[SHORT TASK A]
According to the carbon pricing passage, at roughly what price are credits currently trading on Alberta's Technology Innovation and Emissions Reduction market?
[SHORT TASK B]
Extend the passage on carbon pricing, picking up right after its final sentence.

[SELECTED EXCERPT]
By comparison, carbon pricing is a steal – even at the much-elevated price the two governments have agreed to. The $130 price mentioned in the agreement is a minimum price, not a ceiling; and it is the market price of a credit, not the “headline” or compliance price (the penalty a company would have to pay if it neither reduced its emissions nor bought credits on the market). Credits are currently trading at about $20 to $25 on Alberta’s Technology Innovation and Emissions Reduction market, so this represents about a sixfold increase.

But what’s to prevent Ms. Smith from agreeing to carbon pricing now, then scrapping it after the pipeline is built? Two things. One, the “financial mechanism” mentioned in the MOU is code for “carbon contracts for difference”: a kind of futures contract, protecting firms that invest in lower emissions from being left holding the bag should carbon pricing be scrapped or lowered at some future date (as the government would then have to pay the difference between the actual and projected price).

(A run of records)
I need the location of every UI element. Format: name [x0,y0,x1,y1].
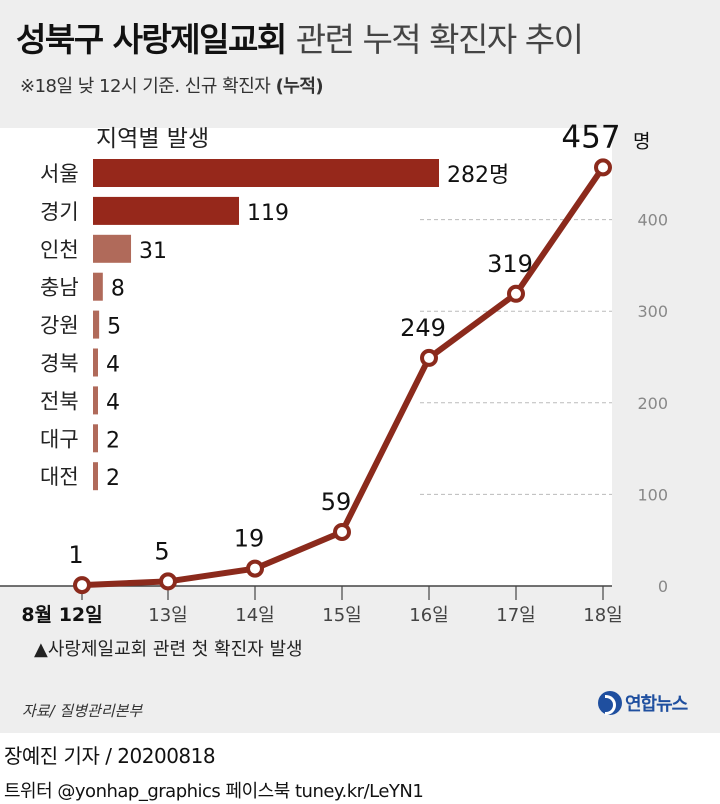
data-label: 1 [68,541,83,569]
plot-background [0,128,612,586]
y-tick-label: 100 [637,485,668,504]
chart-title: 성북구 사랑제일교회 관련 누적 확진자 추이 [16,18,584,62]
bar [93,159,439,187]
x-tick-label: 14일 [235,605,274,626]
bar-value-label: 119 [247,201,289,226]
bar [93,272,103,301]
bar-value-label: 31 [139,239,167,264]
bar-value-label: 282명 [447,163,509,188]
bar-category-label: 인천 [40,238,79,262]
bar [93,196,240,225]
social-links: 트위터 @yonhap_graphics 페이스북 tuney.kr/LeYN1 [4,781,424,802]
data-point [594,158,612,177]
x-tick-label: 13일 [148,605,187,626]
note-text: ※18일 낮 12시 기준. 신규 확진자 [20,76,271,97]
data-label: 457 [561,119,620,155]
logo-text: 연합뉴스 [625,694,688,715]
data-label: 19 [234,525,265,553]
annotation-text: ▲사랑제일교회 관련 첫 확진자 발생 [34,639,303,660]
y-tick-label: 0 [658,577,668,596]
data-label-unit: 명 [633,130,650,152]
data-point [420,348,438,367]
chart-note: ※18일 낮 12시 기준. 신규 확진자 (누적) [20,72,324,98]
bar [93,462,98,491]
y-tick-label: 300 [637,302,668,321]
bar-category-label: 경기 [40,200,79,224]
chart-title-main: 성북구 사랑제일교회 [16,20,287,59]
yonhap-logo-icon [598,691,622,715]
x-tick-label: 18일 [583,605,622,626]
bar-value-label: 2 [106,466,120,491]
data-label: 319 [487,250,533,278]
bar [93,310,100,339]
x-tick-label: 15일 [322,605,361,626]
bar-value-label: 4 [106,353,120,378]
data-label: 249 [400,314,446,342]
data-point [73,576,91,595]
note-bold: (누적) [275,76,324,97]
data-point [333,522,351,541]
x-tick-label: 8월 12일 [21,604,102,626]
bar [93,424,98,453]
bar-value-label: 4 [106,390,120,415]
yonhap-logo: 연합뉴스 [598,690,688,716]
bar-value-label: 2 [106,428,120,453]
chart-svg: 0 100 200 300 400 8월 12일 13일 14일 15일 16일 17일 18일 ▲사랑… [0,119,668,660]
source-label: 자료/ 질병관리본부 [22,702,143,720]
data-label: 59 [321,488,352,516]
bar-category-label: 전북 [40,389,79,413]
bar-category-label: 강원 [40,314,79,338]
bar-value-label: 5 [107,315,121,340]
x-tick-label: 17일 [496,605,535,626]
y-tick-label: 400 [637,211,668,230]
chart-title-sub: 관련 누적 확진자 추이 [295,20,584,59]
x-tick-label: 16일 [409,605,448,626]
bar-category-label: 대전 [40,465,79,489]
data-point [507,284,525,303]
bar-category-label: 경북 [40,352,79,376]
bar [93,234,132,263]
bar-chart-title: 지역별 발생 [96,126,209,152]
bar-value-label: 8 [111,277,125,302]
bar-category-label: 대구 [40,427,79,451]
bar [93,348,98,377]
reporter-credit: 장예진 기자 / 20200818 [4,744,216,768]
bar-category-label: 충남 [40,276,79,300]
bar-category-label: 서울 [40,162,79,186]
data-point [246,559,264,578]
data-label: 5 [154,537,169,565]
bar [93,386,98,415]
data-point [159,572,177,591]
y-tick-label: 200 [637,394,668,413]
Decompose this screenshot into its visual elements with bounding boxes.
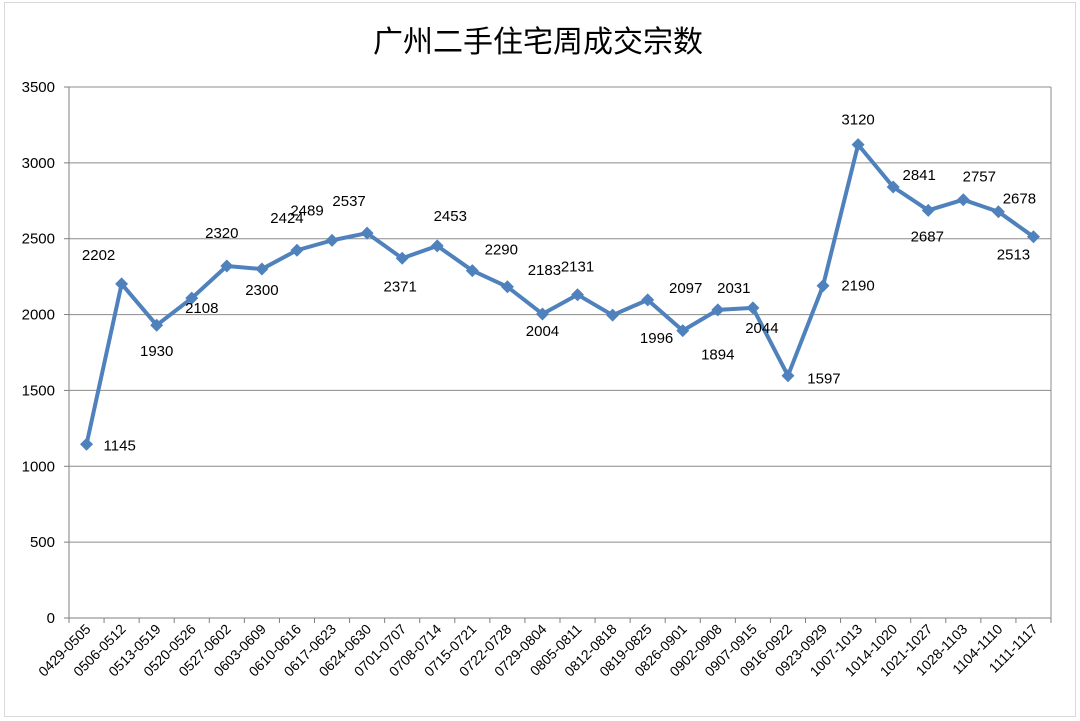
y-tick-label: 2500 (22, 231, 55, 248)
chart-title: 广州二手住宅周成交宗数 (373, 25, 703, 60)
data-label: 2190 (841, 278, 874, 295)
data-label: 2320 (205, 225, 238, 242)
data-label: 1930 (140, 343, 173, 360)
y-tick-label: 1500 (22, 382, 55, 399)
data-point-marker (220, 259, 234, 273)
data-point-marker (851, 138, 865, 152)
data-label: 2300 (245, 282, 278, 299)
y-tick-label: 3500 (22, 79, 55, 96)
data-label: 2371 (383, 278, 416, 295)
data-point-marker (781, 369, 795, 383)
data-label: 2202 (82, 247, 115, 264)
y-tick-label: 2000 (22, 307, 55, 324)
gridlines (69, 86, 1052, 618)
data-point-marker (115, 277, 129, 291)
x-axis-ticks: 0429-05050506-05120513-05190520-05260527… (35, 621, 1041, 680)
y-axis-ticks: 0 500 1000 1500 2000 2500 3000 3500 (22, 79, 55, 627)
data-label: 2841 (902, 167, 935, 184)
data-point-marker (325, 233, 339, 247)
series-line (84, 142, 1036, 447)
data-point-marker (150, 318, 164, 332)
data-point-marker (500, 280, 514, 294)
data-point-marker (395, 251, 409, 265)
data-label: 2757 (963, 169, 996, 186)
y-tick-label: 500 (30, 534, 55, 551)
data-label: 2424 (270, 210, 303, 227)
data-label: 2131 (561, 259, 594, 276)
data-label: 2183 (528, 262, 561, 279)
data-point-marker (606, 308, 620, 322)
data-label: 1996 (640, 330, 673, 347)
data-label: 2678 (1003, 191, 1036, 208)
data-label: 1894 (701, 347, 734, 364)
data-point-marker (535, 307, 549, 321)
axes (64, 86, 1052, 623)
y-tick-label: 1000 (22, 458, 55, 475)
data-point-marker (676, 324, 690, 338)
data-point-marker (641, 293, 655, 307)
data-point-marker (1026, 230, 1040, 244)
y-tick-label: 3000 (22, 155, 55, 172)
data-point-marker (360, 226, 374, 240)
data-label: 2004 (526, 323, 559, 340)
series-polyline (84, 142, 1036, 447)
data-point-marker (185, 291, 199, 305)
data-label: 1145 (104, 437, 136, 454)
data-label: 2108 (185, 300, 218, 317)
data-label: 3120 (841, 112, 874, 129)
data-label: 2290 (485, 242, 518, 259)
data-label: 2031 (717, 280, 750, 297)
data-point-marker (711, 303, 725, 317)
data-point-marker (956, 193, 970, 207)
data-point-marker (886, 180, 900, 194)
data-point-marker (921, 203, 935, 217)
data-point-marker (746, 301, 760, 315)
data-point-marker (290, 243, 304, 257)
data-label: 2044 (745, 320, 778, 337)
data-point-marker (991, 205, 1005, 219)
y-tick-label: 0 (47, 610, 55, 627)
data-point-marker (465, 264, 479, 278)
data-label: 2489 (290, 202, 323, 219)
data-label: 2453 (434, 208, 467, 225)
data-label: 1597 (807, 371, 840, 388)
data-point-marker (571, 288, 585, 302)
data-point-marker (816, 279, 830, 293)
data-point-marker (255, 262, 269, 276)
data-label: 2097 (669, 280, 702, 297)
data-label: 2687 (911, 228, 944, 245)
data-point-marker (430, 239, 444, 253)
series-markers (80, 138, 1040, 451)
data-point-marker (80, 437, 94, 451)
data-label: 2537 (332, 193, 365, 210)
data-label: 2513 (997, 247, 1030, 264)
chart-frame (4, 2, 1076, 717)
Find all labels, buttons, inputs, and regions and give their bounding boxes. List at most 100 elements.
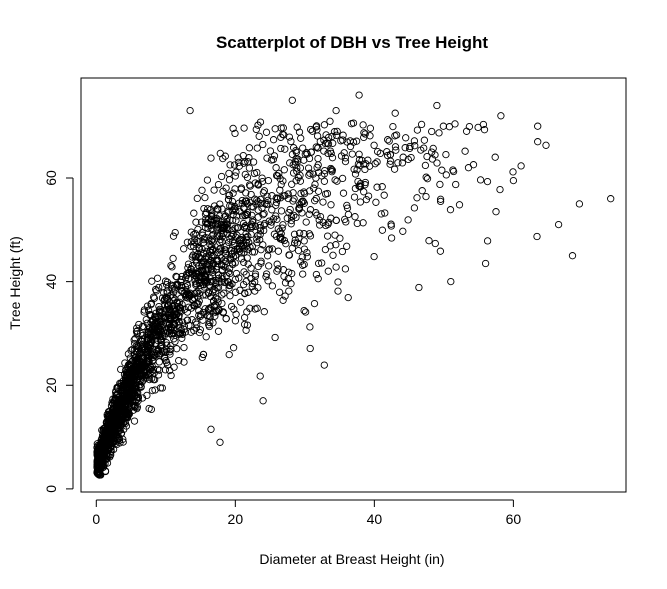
scatter-point: [275, 169, 283, 178]
scatter-point: [232, 168, 240, 176]
scatter-point: [312, 270, 321, 279]
scatter-point: [202, 333, 210, 341]
scatter-point: [170, 326, 178, 334]
scatter-point: [264, 246, 273, 254]
scatter-point: [131, 350, 139, 359]
scatter-point: [297, 134, 305, 142]
scatter-point: [93, 459, 102, 467]
scatter-point: [314, 259, 323, 268]
scatter-point: [197, 272, 205, 280]
x-tick-label: 20: [228, 511, 244, 527]
scatter-point: [121, 366, 130, 375]
scatter-point: [378, 226, 387, 234]
scatter-point: [359, 219, 367, 227]
scatter-point: [329, 251, 337, 259]
scatter-point: [214, 180, 223, 189]
scatter-point: [187, 268, 195, 276]
scatter-point: [199, 238, 208, 247]
scatter-point: [334, 278, 342, 286]
scatter-point: [355, 150, 363, 158]
scatter-point: [117, 418, 125, 426]
scatter-point: [338, 174, 347, 183]
scatter-point: [275, 288, 284, 296]
scatter-point: [153, 347, 161, 356]
scatter-point: [225, 350, 233, 359]
scatter-point: [170, 363, 178, 371]
scatter-point: [177, 287, 186, 295]
scatter-point: [269, 136, 278, 144]
scatter-point: [259, 140, 267, 149]
scatter-point: [534, 138, 542, 146]
scatter-point: [312, 123, 320, 131]
scatter-point: [372, 198, 380, 206]
scatter-point: [401, 144, 409, 152]
scatter-point: [272, 198, 281, 207]
scatter-point: [420, 136, 429, 144]
scatter-point: [232, 207, 240, 215]
scatter-point: [343, 201, 351, 210]
scatter-point: [404, 216, 412, 224]
scatter-point: [324, 149, 332, 158]
scatter-point: [260, 221, 268, 229]
scatter-point: [391, 109, 399, 117]
scatter-point: [180, 325, 188, 334]
scatter-point: [125, 361, 133, 369]
scatter-point: [245, 164, 254, 172]
scatter-point: [138, 322, 147, 331]
scatter-point: [149, 293, 158, 301]
scatter-point: [149, 375, 158, 384]
scatter-point: [359, 121, 367, 129]
scatter-point: [231, 317, 240, 325]
scatter-point: [207, 154, 215, 162]
scatter-point: [384, 136, 392, 144]
scatter-point: [332, 106, 340, 115]
scatter-point: [267, 156, 276, 164]
scatter-point: [337, 137, 345, 145]
scatter-point: [290, 239, 299, 247]
scatter-point: [135, 383, 143, 392]
scatter-point: [246, 304, 254, 312]
scatter-point: [327, 201, 335, 209]
scatter-point: [218, 275, 226, 283]
scatter-point: [218, 291, 226, 299]
scatter-point: [391, 143, 400, 151]
scatter-point: [240, 258, 248, 267]
scatter-point: [102, 454, 111, 462]
scatter-point: [242, 189, 250, 197]
scatter-point: [113, 421, 121, 430]
scatter-point: [255, 132, 263, 140]
scatter-point: [306, 323, 314, 331]
scatter-point: [428, 127, 436, 136]
scatter-point: [312, 194, 320, 203]
scatter-point: [260, 308, 268, 316]
scatter-point: [201, 193, 209, 202]
scatter-point: [210, 186, 218, 194]
y-tick-label: 60: [43, 170, 59, 186]
scatter-point: [254, 181, 263, 189]
scatter-point: [223, 215, 231, 223]
scatter-point: [331, 176, 339, 184]
scatter-point: [575, 200, 584, 208]
scatter-point: [94, 448, 102, 456]
scatter-point: [300, 188, 308, 196]
scatter-point: [347, 120, 356, 128]
scatter-point: [327, 164, 335, 173]
scatter-point: [269, 215, 278, 223]
scatter-point: [233, 245, 241, 253]
scatter-point: [177, 278, 185, 286]
scatter-point: [182, 287, 190, 295]
scatter-point: [211, 308, 220, 316]
scatter-point: [404, 155, 412, 164]
scatter-point: [124, 409, 133, 418]
scatter-point: [282, 240, 290, 248]
scatter-point: [199, 316, 207, 324]
scatter-point: [307, 148, 315, 156]
scatter-point: [140, 306, 149, 314]
scatter-point: [220, 221, 228, 229]
scatter-point: [271, 125, 279, 133]
scatter-point: [295, 205, 303, 213]
scatter-point: [242, 210, 251, 218]
scatter-point: [148, 277, 156, 285]
scatter-point: [480, 126, 489, 134]
scatter-point: [320, 121, 329, 129]
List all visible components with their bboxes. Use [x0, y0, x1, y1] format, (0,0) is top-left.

[TASK RESPONSE A]
About $20 to $25.

[TASK RESPONSE B]
And two: the pipeline only proceeds if the Pathways carbon-capture-and-storage project does – the agreement is explicit on this. And Pathways is only feasible at a carbon price of at least $130 a tonne. No carbon pricing, no Pathways; no Pathways, no pipeline. Alberta hasn’t just given a political commitment to carbon pricing. It’s baked into the whole deal.

But what about the politics? Certainly it will not be easy to bring the government of B.C. on board, though Premier David Eby has already signalled his acquiescence (he cannot legally block it) so long as the tanker ban off B.C.’s north coast is maintained. That’s doable: the pipeline could take a different route, or regulations of equivalent effect could be implemented, much as Alaska did after the Exxon Valdez disaster.

Indigenous groups, likewise, can in principle be compensated (again, they have no veto in law) by being given a share of the equity in the project. Not every group will be mollified, but not every group has to be: only a politically critical mass.

Essentially, both Mr. Carney and Ms. Smith have, in their different ways, made the same bet: that there are more votes to be gained in the middle ground than there are to be lost on the fringes.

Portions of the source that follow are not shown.